• **WHAT IS EXPECTED**: Within this material, how many lines have the string "знаменателями" in them? The answer is a number, with nothing added.

• **DATA SECTION**:
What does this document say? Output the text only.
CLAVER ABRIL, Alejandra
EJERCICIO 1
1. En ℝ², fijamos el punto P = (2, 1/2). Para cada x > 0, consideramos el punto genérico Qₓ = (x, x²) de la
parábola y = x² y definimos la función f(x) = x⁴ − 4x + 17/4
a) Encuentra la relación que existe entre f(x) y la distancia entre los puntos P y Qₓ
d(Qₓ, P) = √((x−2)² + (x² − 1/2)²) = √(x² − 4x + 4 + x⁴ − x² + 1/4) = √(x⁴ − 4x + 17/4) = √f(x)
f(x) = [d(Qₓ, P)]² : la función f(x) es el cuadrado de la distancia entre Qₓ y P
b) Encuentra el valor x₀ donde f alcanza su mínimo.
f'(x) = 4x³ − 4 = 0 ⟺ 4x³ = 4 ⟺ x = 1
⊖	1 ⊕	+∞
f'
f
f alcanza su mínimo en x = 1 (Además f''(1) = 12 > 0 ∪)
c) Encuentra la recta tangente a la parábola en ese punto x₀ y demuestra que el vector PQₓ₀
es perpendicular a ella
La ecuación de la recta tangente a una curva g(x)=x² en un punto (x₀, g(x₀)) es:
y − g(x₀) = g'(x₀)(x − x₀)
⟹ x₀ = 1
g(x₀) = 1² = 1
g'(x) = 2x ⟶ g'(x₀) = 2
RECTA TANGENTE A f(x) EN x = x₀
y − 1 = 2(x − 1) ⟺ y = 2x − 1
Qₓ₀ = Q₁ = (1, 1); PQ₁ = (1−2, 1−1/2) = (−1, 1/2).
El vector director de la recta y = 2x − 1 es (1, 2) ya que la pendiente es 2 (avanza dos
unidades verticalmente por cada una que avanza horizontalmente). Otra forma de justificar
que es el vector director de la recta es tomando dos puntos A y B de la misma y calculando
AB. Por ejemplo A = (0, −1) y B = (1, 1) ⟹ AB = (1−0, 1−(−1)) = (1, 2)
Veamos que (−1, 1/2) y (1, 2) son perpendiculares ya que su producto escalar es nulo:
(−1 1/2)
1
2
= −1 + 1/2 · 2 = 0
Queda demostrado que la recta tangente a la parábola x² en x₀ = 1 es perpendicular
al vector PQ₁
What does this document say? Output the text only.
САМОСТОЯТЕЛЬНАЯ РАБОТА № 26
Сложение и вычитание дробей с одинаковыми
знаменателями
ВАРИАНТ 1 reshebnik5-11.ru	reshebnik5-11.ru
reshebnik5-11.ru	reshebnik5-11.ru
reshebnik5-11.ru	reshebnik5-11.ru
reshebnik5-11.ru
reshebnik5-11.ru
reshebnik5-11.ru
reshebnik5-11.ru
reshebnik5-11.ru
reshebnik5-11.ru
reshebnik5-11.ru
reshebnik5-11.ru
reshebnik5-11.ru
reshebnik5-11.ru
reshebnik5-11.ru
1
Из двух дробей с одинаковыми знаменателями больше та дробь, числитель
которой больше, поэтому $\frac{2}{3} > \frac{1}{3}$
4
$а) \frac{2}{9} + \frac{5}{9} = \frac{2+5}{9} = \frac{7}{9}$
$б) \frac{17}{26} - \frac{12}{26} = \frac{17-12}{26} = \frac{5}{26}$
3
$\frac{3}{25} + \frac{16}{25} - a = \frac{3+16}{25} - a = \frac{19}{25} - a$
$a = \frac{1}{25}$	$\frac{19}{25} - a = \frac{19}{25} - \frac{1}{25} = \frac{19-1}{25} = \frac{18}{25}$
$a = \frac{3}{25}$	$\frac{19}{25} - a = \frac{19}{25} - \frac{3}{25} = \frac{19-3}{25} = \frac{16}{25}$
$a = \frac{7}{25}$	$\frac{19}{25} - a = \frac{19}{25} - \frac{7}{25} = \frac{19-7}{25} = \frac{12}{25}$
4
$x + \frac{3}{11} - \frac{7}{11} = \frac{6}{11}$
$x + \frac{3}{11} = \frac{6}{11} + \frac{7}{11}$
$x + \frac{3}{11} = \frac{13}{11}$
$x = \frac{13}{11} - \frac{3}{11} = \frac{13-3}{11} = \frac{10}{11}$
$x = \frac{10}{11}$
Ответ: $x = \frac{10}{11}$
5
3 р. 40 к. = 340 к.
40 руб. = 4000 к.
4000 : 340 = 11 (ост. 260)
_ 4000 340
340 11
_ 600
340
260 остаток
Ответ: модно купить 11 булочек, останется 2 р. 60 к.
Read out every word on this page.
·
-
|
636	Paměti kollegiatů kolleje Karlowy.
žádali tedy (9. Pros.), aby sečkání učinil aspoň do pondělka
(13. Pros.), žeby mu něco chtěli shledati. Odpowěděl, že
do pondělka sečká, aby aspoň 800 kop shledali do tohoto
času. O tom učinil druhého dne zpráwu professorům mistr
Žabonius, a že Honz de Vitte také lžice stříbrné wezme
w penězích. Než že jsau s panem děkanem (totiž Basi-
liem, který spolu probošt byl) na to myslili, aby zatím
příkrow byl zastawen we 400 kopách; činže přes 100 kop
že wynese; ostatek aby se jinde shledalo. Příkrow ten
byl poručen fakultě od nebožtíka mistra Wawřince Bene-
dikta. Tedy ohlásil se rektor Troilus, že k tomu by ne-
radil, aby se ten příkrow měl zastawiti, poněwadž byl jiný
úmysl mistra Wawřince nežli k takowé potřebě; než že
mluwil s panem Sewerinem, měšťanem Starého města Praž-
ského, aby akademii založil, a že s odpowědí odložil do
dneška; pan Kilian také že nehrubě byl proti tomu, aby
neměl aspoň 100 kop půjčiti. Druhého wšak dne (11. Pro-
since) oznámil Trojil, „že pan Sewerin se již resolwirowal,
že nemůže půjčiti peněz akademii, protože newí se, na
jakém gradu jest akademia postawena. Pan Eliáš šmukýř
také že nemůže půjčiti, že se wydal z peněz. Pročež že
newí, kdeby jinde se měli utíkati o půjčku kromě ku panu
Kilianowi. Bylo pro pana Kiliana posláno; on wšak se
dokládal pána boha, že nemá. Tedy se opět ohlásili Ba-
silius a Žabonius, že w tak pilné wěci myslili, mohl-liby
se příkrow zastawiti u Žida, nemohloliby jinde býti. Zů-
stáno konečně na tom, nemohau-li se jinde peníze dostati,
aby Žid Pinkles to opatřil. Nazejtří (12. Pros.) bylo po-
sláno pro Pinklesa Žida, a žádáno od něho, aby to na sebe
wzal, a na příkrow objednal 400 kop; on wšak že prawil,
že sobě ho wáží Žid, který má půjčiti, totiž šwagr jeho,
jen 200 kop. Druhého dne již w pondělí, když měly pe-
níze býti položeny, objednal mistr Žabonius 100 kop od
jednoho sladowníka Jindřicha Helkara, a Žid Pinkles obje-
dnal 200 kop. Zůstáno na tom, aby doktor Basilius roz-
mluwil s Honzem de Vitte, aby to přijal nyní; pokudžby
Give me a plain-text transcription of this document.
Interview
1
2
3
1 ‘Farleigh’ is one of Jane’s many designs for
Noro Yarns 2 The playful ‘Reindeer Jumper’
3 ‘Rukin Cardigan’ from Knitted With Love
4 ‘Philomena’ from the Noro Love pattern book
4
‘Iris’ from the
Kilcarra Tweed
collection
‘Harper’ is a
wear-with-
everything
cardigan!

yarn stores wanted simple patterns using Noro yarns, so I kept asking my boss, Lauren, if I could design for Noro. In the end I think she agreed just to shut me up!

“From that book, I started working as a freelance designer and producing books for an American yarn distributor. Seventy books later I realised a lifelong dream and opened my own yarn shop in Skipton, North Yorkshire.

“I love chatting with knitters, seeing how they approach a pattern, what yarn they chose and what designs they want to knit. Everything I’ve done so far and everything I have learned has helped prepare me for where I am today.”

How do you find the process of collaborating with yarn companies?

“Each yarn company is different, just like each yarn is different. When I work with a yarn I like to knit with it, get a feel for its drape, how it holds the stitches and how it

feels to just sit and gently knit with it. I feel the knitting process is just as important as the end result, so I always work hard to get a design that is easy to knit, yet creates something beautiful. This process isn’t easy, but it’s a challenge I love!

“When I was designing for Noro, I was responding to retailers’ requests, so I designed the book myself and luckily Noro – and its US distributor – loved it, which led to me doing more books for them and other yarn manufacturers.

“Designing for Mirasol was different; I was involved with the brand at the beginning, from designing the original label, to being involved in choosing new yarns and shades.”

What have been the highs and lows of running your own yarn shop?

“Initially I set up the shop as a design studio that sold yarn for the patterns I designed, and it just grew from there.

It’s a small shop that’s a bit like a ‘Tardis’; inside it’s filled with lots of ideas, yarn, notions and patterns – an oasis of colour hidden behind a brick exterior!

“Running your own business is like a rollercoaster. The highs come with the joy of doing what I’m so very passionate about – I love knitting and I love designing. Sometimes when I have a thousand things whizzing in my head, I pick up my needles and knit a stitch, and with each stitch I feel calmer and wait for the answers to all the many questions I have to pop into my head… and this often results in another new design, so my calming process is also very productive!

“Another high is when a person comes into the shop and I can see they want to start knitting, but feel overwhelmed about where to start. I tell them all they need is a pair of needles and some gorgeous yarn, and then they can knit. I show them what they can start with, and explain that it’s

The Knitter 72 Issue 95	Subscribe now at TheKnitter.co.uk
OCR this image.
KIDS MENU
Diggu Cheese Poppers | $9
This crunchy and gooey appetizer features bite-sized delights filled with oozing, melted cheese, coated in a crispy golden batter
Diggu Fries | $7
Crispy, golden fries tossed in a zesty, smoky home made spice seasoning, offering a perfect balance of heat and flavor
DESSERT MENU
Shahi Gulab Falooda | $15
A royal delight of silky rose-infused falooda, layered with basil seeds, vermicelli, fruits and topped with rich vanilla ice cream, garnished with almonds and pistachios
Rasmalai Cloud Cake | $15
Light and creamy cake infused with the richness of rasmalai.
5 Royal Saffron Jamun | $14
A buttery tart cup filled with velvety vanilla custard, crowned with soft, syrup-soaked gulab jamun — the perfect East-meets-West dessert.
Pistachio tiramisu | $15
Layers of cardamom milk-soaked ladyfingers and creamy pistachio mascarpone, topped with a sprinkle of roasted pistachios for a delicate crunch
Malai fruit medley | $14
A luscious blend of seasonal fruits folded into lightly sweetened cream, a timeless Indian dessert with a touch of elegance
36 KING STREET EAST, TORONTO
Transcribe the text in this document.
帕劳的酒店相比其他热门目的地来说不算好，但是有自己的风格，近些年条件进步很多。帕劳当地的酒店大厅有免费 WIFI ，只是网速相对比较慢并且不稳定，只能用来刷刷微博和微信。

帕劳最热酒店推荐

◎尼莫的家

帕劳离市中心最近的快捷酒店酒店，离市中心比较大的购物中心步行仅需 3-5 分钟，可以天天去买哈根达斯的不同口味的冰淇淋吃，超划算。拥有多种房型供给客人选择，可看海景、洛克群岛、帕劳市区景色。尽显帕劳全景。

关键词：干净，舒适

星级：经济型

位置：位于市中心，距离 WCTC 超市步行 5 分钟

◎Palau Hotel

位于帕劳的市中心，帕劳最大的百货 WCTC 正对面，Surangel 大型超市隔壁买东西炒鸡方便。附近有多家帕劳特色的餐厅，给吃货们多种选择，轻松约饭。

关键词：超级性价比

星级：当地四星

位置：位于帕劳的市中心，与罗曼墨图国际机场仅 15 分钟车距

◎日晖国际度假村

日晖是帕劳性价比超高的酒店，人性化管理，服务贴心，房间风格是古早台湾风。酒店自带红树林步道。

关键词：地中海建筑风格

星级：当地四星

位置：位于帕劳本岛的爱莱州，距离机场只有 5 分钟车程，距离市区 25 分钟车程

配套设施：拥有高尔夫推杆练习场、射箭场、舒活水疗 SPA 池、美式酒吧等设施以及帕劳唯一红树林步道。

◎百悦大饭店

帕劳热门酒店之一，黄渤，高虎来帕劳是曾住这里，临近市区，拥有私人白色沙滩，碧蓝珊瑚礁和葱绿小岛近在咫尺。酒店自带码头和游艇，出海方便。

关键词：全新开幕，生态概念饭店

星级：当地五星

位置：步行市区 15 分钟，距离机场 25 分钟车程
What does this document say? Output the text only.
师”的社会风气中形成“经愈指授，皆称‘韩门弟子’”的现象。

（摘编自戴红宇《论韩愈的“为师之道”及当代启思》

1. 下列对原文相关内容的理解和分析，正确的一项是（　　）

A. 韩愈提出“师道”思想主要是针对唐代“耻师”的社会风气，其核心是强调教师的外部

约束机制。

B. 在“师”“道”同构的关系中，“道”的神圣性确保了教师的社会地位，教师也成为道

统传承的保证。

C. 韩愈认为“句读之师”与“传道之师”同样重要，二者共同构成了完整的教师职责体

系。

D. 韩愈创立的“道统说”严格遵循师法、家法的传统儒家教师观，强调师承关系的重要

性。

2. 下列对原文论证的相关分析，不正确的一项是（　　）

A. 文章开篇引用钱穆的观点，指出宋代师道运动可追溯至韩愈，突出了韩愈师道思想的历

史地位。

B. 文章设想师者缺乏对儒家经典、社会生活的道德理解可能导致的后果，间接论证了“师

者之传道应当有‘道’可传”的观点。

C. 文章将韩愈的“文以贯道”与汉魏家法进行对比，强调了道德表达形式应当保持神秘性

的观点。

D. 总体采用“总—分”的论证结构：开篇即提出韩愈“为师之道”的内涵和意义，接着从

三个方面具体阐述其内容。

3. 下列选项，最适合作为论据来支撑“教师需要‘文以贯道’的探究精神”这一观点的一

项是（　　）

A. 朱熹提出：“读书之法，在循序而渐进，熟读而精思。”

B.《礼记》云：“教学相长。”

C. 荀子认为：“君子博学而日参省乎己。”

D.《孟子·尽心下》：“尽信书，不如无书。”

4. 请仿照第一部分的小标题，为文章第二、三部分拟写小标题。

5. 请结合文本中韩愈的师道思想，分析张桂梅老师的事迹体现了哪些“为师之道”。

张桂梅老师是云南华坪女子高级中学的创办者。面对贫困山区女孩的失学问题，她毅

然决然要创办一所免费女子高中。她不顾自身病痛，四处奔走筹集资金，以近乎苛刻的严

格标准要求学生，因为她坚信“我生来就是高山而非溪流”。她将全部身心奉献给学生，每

• **RESULT OF THE TASK**: 2